▶ **WORK TO COMPLETE**
Locate every line that holds the string "JSON" and copy it.

▶ **PROVIDED MATERIAL**
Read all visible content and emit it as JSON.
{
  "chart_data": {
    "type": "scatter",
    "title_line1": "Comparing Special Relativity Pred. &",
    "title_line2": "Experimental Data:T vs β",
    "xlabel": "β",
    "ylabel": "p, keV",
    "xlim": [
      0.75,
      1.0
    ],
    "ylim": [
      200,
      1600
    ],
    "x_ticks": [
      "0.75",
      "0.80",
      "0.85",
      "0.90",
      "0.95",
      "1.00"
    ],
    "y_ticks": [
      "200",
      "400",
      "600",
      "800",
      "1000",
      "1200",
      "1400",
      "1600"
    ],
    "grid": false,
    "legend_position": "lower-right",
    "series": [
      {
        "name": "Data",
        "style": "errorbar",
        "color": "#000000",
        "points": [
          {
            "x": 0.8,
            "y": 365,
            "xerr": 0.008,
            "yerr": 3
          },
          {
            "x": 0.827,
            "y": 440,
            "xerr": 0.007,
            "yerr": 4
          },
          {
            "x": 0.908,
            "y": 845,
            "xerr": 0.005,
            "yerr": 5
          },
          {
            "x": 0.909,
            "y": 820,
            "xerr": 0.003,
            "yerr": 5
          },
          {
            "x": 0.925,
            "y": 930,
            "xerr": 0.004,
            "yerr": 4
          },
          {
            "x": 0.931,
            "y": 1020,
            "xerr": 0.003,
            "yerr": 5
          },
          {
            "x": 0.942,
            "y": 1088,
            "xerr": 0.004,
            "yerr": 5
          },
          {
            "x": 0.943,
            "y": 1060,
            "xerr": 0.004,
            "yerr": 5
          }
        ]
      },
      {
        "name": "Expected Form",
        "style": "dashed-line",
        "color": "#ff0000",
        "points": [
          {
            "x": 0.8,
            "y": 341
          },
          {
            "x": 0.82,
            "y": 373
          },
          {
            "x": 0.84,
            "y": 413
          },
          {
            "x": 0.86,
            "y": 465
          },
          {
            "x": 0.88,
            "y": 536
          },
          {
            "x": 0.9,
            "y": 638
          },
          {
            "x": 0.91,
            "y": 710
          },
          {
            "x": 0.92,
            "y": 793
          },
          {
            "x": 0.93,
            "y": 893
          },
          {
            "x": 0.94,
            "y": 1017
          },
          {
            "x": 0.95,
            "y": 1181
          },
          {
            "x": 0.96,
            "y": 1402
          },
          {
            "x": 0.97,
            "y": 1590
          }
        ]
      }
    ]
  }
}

--

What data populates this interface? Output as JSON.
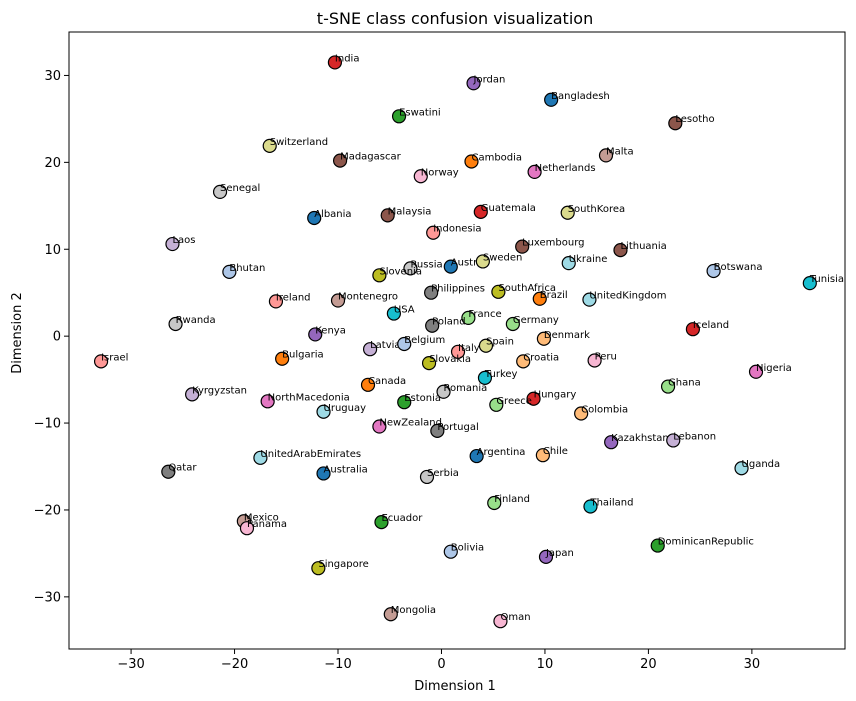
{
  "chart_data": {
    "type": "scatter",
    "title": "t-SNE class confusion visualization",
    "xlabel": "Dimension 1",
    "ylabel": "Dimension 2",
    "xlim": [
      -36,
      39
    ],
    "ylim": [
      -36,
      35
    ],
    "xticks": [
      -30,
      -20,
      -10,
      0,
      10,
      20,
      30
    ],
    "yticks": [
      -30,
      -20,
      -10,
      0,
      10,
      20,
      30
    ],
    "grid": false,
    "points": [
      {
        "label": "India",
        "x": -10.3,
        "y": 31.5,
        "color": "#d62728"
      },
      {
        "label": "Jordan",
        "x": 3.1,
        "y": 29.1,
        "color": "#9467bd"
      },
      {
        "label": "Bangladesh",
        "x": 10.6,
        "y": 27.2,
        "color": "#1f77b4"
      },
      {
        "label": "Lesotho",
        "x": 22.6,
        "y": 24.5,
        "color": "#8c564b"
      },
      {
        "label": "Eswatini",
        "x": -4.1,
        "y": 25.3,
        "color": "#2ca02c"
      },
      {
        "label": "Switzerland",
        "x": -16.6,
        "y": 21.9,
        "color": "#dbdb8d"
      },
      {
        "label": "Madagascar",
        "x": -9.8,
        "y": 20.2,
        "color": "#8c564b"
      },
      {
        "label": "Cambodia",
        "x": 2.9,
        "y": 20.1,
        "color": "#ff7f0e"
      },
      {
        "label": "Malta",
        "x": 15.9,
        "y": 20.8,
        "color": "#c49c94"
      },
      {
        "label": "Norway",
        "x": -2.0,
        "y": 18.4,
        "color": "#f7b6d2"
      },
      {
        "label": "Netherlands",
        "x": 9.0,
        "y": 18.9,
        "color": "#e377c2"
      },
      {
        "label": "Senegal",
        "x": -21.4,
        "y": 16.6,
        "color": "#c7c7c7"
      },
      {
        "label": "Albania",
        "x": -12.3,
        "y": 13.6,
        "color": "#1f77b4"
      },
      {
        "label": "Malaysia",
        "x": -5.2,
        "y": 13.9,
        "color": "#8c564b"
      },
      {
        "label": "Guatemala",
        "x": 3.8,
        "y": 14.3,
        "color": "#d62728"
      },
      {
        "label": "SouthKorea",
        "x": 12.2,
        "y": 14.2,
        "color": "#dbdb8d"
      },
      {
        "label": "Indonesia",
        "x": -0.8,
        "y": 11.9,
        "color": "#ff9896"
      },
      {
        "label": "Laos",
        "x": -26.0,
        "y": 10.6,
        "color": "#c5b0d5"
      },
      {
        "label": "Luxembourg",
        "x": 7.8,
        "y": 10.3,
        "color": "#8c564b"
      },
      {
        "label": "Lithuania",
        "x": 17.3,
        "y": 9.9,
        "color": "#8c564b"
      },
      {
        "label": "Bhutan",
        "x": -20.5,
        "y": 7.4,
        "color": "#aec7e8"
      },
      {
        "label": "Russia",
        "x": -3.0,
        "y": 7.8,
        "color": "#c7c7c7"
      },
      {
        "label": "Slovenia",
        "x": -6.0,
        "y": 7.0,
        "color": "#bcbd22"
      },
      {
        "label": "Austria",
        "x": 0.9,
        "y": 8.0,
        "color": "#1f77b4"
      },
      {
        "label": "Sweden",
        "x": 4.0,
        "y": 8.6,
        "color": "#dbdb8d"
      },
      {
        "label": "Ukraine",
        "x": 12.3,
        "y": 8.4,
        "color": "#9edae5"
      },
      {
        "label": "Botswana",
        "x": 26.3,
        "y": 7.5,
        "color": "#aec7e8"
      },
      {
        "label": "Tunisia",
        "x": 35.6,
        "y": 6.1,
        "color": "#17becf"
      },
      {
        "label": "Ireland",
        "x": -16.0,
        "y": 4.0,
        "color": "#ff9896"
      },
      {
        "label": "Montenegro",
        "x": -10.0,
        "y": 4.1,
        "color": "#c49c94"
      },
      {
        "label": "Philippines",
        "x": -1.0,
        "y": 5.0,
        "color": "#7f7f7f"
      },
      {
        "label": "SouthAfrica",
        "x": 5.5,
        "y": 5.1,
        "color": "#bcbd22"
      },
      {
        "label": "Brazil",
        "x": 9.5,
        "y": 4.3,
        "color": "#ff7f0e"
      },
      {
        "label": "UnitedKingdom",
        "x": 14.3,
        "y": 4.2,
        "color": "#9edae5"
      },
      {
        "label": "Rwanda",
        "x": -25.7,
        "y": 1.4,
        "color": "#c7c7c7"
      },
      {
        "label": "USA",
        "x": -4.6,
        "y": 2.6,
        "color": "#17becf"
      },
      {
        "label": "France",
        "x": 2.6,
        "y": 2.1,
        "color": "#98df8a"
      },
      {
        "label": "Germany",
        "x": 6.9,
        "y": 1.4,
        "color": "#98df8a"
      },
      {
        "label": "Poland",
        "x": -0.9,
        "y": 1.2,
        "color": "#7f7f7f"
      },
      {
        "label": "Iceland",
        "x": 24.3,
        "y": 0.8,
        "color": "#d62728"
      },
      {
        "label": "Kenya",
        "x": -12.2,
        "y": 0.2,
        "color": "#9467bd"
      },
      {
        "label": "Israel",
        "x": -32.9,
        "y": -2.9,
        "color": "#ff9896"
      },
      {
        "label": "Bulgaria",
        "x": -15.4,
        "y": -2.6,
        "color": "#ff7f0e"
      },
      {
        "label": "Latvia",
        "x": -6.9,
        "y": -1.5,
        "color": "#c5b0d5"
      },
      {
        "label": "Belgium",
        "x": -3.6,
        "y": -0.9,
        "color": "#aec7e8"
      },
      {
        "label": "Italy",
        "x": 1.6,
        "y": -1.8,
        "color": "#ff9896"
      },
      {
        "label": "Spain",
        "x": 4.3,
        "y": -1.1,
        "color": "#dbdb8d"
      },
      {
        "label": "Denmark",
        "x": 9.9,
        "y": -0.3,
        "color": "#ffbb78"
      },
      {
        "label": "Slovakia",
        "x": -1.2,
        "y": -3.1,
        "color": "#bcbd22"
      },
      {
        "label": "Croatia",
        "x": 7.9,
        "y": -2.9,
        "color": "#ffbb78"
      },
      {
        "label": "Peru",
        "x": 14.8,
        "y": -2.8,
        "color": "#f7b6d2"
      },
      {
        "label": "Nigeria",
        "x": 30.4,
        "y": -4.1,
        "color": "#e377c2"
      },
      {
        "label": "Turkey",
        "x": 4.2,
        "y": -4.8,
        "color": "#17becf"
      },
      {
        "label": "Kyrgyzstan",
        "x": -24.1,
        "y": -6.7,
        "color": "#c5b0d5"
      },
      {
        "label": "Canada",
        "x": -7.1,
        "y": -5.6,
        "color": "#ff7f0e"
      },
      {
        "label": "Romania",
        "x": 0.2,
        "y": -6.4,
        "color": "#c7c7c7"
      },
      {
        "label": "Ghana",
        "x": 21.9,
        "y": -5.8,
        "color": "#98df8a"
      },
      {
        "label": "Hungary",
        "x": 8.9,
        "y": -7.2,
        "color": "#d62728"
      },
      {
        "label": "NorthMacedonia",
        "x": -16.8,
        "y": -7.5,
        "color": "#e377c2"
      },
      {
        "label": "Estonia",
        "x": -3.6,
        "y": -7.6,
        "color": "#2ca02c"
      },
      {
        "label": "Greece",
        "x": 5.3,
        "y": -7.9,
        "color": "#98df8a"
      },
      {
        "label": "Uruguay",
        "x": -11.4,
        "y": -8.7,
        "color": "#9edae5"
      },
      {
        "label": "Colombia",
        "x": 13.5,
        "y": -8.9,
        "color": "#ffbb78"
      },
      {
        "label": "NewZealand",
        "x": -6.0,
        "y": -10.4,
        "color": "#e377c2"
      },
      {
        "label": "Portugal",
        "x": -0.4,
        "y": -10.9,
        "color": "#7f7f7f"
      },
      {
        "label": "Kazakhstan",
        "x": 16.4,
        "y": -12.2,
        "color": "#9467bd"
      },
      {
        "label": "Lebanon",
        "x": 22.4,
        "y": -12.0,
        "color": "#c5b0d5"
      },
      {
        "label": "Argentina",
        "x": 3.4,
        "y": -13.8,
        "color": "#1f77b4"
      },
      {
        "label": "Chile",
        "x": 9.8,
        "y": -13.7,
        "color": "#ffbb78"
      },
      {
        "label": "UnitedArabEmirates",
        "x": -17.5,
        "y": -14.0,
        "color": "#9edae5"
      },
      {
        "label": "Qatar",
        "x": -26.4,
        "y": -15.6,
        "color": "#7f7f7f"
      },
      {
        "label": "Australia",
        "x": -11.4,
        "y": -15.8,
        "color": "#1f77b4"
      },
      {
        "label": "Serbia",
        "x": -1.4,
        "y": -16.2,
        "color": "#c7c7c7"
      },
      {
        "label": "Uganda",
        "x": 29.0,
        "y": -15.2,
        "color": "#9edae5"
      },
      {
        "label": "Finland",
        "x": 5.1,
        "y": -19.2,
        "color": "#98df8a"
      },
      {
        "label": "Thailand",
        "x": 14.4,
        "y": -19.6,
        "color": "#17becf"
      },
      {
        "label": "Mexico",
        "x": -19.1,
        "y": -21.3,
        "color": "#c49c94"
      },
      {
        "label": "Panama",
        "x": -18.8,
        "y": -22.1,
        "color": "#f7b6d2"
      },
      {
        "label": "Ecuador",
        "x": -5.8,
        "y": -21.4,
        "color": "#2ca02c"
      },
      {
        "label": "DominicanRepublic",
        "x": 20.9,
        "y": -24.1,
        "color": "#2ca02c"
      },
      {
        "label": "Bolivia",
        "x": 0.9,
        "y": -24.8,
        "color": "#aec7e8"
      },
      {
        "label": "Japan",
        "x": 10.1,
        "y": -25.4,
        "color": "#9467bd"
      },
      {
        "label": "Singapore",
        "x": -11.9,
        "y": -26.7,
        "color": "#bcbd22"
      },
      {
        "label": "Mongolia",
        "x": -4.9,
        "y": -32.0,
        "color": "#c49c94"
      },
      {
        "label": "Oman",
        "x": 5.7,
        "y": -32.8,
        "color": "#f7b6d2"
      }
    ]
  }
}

▶ **ANSWER**
Read all visible content and emit it as JSON.
What data populates this interface? Output as JSON.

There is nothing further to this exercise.